Jaw at Bedales is the equivalent to ‘chapel’ that happens in schools with a religious foundation. Our school was founded deliberately without one, not because the founders were not religious themselves (Badley was a very committed Christian) but because they did not believe anyone should be forced to attend a specific religious ceremony at school. However, that does not make us an amoral school – far from it. One of our founding principles, ‘Work of Each for Weal of All’, is not dissimilar to the Christian commandment: “thou shall love thy neighbour as thyself”. It reminds us that, in living as a community of learners, our collective endeavours should contribute to more than just our own individual advancement.
 
In talking of community, of being together, Jaw is a time when we regularly come together to reflect on specific ideas, moral dilemmas or powerful issues that impact on our lives. It is an important moment for us to reflect more carefully than we sometimes do, to find perhaps a stillness that we normally struggle to achieve. Doing so together is a sign of our solidarity with each other, the support we give to one another in response to some joyful experiences as human beings, as well as more challenging ones. We then finish with the famous handshake (or bow, namaste or fist bump), where we take a moment to properly acknowledge each other’s existence. To connect in a way that says we exist, we recognise each other as fellow travellers on the journey of life. All of these things hold us together and, as we’ve not been able to do this for the past two years, it has placed strains on our community. So now we can do it again, I am feeling very hopeful that we will all benefit from this.

(Dataset items)
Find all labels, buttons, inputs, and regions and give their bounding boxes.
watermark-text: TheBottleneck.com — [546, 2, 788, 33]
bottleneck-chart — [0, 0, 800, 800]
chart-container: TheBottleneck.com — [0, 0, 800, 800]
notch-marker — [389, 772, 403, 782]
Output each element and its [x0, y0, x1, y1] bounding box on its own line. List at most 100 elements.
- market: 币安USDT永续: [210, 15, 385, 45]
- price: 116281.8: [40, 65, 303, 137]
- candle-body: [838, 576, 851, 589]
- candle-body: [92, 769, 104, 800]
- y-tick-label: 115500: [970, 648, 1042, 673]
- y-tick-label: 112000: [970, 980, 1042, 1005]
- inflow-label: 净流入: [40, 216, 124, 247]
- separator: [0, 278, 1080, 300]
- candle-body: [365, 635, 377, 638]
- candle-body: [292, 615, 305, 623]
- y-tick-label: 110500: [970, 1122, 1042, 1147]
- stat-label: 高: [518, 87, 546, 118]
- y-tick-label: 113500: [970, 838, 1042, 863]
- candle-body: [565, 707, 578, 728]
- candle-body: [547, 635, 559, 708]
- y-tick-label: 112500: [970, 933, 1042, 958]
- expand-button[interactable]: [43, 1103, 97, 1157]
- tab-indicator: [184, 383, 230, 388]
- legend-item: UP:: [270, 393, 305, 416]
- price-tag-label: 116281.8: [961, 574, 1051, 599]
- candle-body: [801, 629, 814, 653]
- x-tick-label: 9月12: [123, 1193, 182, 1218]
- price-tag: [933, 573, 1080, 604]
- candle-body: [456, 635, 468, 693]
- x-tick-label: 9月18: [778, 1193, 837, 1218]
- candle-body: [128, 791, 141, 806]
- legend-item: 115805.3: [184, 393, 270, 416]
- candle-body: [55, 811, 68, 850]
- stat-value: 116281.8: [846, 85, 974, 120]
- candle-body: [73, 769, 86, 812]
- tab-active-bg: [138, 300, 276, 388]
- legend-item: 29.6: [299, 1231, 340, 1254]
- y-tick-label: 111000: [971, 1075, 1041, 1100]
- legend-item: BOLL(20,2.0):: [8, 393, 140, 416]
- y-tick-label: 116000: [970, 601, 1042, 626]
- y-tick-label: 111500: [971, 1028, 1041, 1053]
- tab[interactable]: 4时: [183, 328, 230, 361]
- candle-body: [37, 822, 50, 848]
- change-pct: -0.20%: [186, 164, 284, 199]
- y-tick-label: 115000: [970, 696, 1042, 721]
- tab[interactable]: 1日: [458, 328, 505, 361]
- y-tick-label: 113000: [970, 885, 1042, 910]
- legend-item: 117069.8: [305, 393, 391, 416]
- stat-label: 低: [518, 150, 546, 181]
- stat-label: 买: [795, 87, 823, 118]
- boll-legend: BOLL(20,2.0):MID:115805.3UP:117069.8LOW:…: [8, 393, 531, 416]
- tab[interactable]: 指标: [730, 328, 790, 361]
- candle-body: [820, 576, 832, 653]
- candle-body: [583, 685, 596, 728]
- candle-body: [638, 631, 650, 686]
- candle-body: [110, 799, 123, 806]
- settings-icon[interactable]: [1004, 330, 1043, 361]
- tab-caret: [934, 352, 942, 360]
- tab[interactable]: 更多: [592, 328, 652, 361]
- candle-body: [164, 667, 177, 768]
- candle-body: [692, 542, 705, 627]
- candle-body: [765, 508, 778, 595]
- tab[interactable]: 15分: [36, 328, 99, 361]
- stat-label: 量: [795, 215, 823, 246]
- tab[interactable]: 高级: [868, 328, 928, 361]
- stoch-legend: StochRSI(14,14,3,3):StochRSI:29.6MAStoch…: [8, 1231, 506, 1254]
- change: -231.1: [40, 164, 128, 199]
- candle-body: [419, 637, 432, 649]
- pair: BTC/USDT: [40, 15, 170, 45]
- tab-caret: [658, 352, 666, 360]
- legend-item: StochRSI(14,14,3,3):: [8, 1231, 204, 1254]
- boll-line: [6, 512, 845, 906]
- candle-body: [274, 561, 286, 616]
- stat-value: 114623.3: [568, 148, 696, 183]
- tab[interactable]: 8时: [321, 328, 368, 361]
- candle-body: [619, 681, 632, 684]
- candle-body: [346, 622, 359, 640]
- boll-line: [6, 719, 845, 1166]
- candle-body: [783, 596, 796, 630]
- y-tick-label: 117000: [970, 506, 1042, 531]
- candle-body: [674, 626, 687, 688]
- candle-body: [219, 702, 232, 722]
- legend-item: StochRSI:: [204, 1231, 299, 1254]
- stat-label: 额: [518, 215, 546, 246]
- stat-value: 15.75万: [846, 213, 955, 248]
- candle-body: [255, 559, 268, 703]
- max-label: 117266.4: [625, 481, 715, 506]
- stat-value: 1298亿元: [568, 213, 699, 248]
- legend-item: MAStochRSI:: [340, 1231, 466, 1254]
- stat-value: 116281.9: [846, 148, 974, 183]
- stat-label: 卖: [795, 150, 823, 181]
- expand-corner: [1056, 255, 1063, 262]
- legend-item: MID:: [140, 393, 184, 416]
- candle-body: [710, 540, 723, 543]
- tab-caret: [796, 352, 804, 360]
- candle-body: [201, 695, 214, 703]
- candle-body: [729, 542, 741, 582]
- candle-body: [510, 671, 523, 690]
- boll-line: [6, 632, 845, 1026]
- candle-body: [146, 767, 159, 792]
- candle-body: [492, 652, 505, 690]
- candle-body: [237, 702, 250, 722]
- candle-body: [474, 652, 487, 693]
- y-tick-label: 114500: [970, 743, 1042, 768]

● YOUR TASKS:
• A. In the text on Jaw at Bedales, which founding principle of the school is likened to a Christian commandment?
• B. Please continue the piece on Jaw at Bedales from where it stops.

● ANSWERS TO THE EXERCISE:
• A. "Work of Each for Weal of All"

• B.
 
This brings me on to my second topic which is, perhaps, the opposite of community – conflict. I’m sure all of you will be aware of the current conflict in Ukraine. I don’t want to dwell too much on what is a disturbing and fast-moving situation. I know that there are people in our community directly affected by this and it is upsetting to see horrific images of war in Europe once more.
 
Instead, I’d like to remind you more broadly of the way Bedales has responded to times of war in the past, but also what our approach to conflict on any level should be. 
 
Conflict is as much part of being human as community, so the idea that we can live our lives while avoiding any friction with those around us is naïve. A finite amount of resources, different levels of comfort and security, and comparisons we make between us will inevitably lead to times when we disagree, when we feel angry towards each other and when that might even spill over into a fight. War is the ultimate dividing force we humans have – where one group of people decide another is ‘the enemy’ and that we want to kill them or at least control them by force. As an act, it is one of the most horrific things we can do but should be avoided at all costs. You may have seen the hundreds of thousands of people across the world protesting against the war this weekend, you may even have been amongst them. 
 
Bedales has a strong tradition of being horrified by war, building a library as war memorial, choosing not to have a Combined Cadet Force like other schools and emphasising in both of the World Wars from the last century, our bonds with people on the other side, knowing that students of the school ended up fighting against each other because of accidents of birth and geography. In doing so, we make a strong statement about war and conflict, and it is one the endures today.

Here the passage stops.